To do:
Below are the records. List every line holding the word "profundo".

::: Extracted entries

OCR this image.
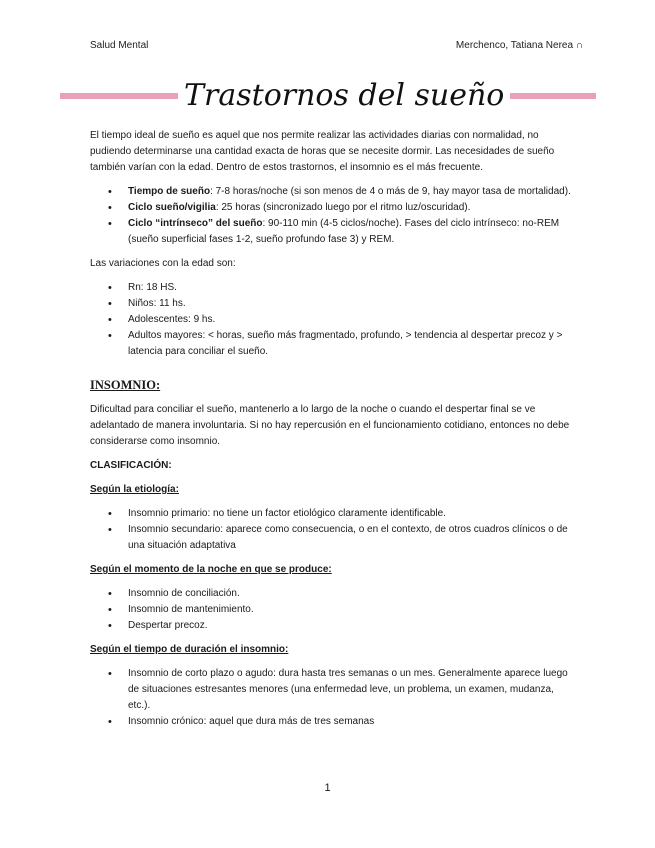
Salud Mental	Merchenco, Tatiana Nerea ∩
Trastornos del sueño

El tiempo ideal de sueño es aquel que nos permite realizar las actividades diarias con normalidad, no pudiendo determinarse una cantidad exacta de horas que se necesite dormir. Las necesidades de sueño también varían con la edad. Dentro de estos trastornos, el insomnio es el más frecuente.

• Tiempo de sueño: 7-8 horas/noche (si son menos de 4 o más de 9, hay mayor tasa de mortalidad).
• Ciclo sueño/vigilia: 25 horas (sincronizado luego por el ritmo luz/oscuridad).
• Ciclo “intrínseco” del sueño: 90-110 min (4-5 ciclos/noche). Fases del ciclo intrínseco: no-REM (sueño superficial fases 1-2, sueño profundo fase 3) y REM.

Las variaciones con la edad son:

• Rn: 18 HS.
• Niños: 11 hs.
• Adolescentes: 9 hs.
• Adultos mayores: < horas, sueño más fragmentado, profundo, > tendencia al despertar precoz y > latencia para conciliar el sueño.
INSOMNIO:

Dificultad para conciliar el sueño, mantenerlo a lo largo de la noche o cuando el despertar final se ve adelantado de manera involuntaria. Si no hay repercusión en el funcionamiento cotidiano, entonces no debe considerarse como insomnio.

CLASIFICACIÓN:

Según la etiología:

• Insomnio primario: no tiene un factor etiológico claramente identificable.
• Insomnio secundario: aparece como consecuencia, o en el contexto, de otros cuadros clínicos o de una situación adaptativa

Según el momento de la noche en que se produce:

• Insomnio de conciliación.
• Insomnio de mantenimiento.
• Despertar precoz.

Según el tiempo de duración el insomnio:

• Insomnio de corto plazo o agudo: dura hasta tres semanas o un mes. Generalmente aparece luego de situaciones estresantes menores (una enfermedad leve, un problema, un examen, mudanza, etc.).
• Insomnio crónico: aquel que dura más de tres semanas
1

::::::

Reply:
• Ciclo “intrínseco” del sueño: 90-110 min (4-5 ciclos/noche). Fases del ciclo intrínseco: no-REM (sueño superficial fases 1-2, sueño profundo fase 3) y REM.
• Adultos mayores: < horas, sueño más fragmentado, profundo, > tendencia al despertar precoz y > latencia para conciliar el sueño.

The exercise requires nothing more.